▸ **What you are asked to do**: Write every line of the material out exactly as shown.

▸ **Dataset extract**:
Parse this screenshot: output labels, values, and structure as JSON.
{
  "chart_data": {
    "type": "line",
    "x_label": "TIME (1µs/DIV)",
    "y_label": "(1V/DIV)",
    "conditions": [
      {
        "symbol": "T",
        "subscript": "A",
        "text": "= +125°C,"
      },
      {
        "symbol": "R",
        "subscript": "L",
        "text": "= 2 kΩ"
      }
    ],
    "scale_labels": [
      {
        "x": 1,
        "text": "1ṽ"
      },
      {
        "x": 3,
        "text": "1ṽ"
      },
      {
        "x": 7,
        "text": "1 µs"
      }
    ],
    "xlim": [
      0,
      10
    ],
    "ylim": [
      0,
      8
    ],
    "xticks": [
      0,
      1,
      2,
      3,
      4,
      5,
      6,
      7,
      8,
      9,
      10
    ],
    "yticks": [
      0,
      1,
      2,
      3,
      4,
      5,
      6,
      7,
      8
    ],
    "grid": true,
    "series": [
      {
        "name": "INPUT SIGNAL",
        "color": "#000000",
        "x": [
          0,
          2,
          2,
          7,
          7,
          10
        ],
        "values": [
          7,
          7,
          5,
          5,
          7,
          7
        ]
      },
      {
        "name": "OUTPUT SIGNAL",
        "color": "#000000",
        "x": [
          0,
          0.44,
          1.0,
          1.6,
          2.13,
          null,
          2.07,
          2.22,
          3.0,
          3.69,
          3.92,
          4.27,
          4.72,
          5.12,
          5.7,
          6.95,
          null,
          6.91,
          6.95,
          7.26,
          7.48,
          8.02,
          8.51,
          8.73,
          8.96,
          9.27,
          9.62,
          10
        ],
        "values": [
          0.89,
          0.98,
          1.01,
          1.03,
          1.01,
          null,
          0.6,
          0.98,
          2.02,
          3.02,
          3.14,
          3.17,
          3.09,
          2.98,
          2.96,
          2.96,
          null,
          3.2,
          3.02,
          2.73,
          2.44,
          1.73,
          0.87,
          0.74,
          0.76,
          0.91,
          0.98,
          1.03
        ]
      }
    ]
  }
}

▸ **Output of the task**:
Parse this screenshot: output labels, values, and structure as JSON.
{
  "chart_data": {
    "type": "line",
    "x_label": "TIME (1µs/DIV)",
    "y_label": "(1V/DIV)",
    "conditions": [
      {
        "symbol": "T",
        "subscript": "A",
        "text": "= +125°C,"
      },
      {
        "symbol": "R",
        "subscript": "L",
        "text": "= 2 kΩ"
      }
    ],
    "scale_labels": [
      {
        "x": 1,
        "text": "1ṽ"
      },
      {
        "x": 3,
        "text": "1ṽ"
      },
      {
        "x": 7,
        "text": "1 µs"
      }
    ],
    "xlim": [
      0,
      10
    ],
    "ylim": [
      0,
      8
    ],
    "xticks": [
      0,
      1,
      2,
      3,
      4,
      5,
      6,
      7,
      8,
      9,
      10
    ],
    "yticks": [
      0,
      1,
      2,
      3,
      4,
      5,
      6,
      7,
      8
    ],
    "grid": true,
    "series": [
      {
        "name": "INPUT SIGNAL",
        "color": "#000000",
        "x": [
          0,
          2,
          2,
          7,
          7,
          10
        ],
        "values": [
          7,
          7,
          5,
          5,
          7,
          7
        ]
      },
      {
        "name": "OUTPUT SIGNAL",
        "color": "#000000",
        "x": [
          0,
          0.44,
          1.0,
          1.6,
          2.13,
          null,
          2.07,
          2.22,
          3.0,
          3.69,
          3.92,
          4.27,
          4.72,
          5.12,
          5.7,
          6.95,
          null,
          6.91,
          6.95,
          7.26,
          7.48,
          8.02,
          8.51,
          8.73,
          8.96,
          9.27,
          9.62,
          10
        ],
        "values": [
          0.89,
          0.98,
          1.01,
          1.03,
          1.01,
          null,
          0.6,
          0.98,
          2.02,
          3.02,
          3.14,
          3.17,
          3.09,
          2.98,
          2.96,
          2.96,
          null,
          3.2,
          3.02,
          2.73,
          2.44,
          1.73,
          0.87,
          0.74,
          0.76,
          0.91,
          0.98,
          1.03
        ]
      }
    ]
  }
}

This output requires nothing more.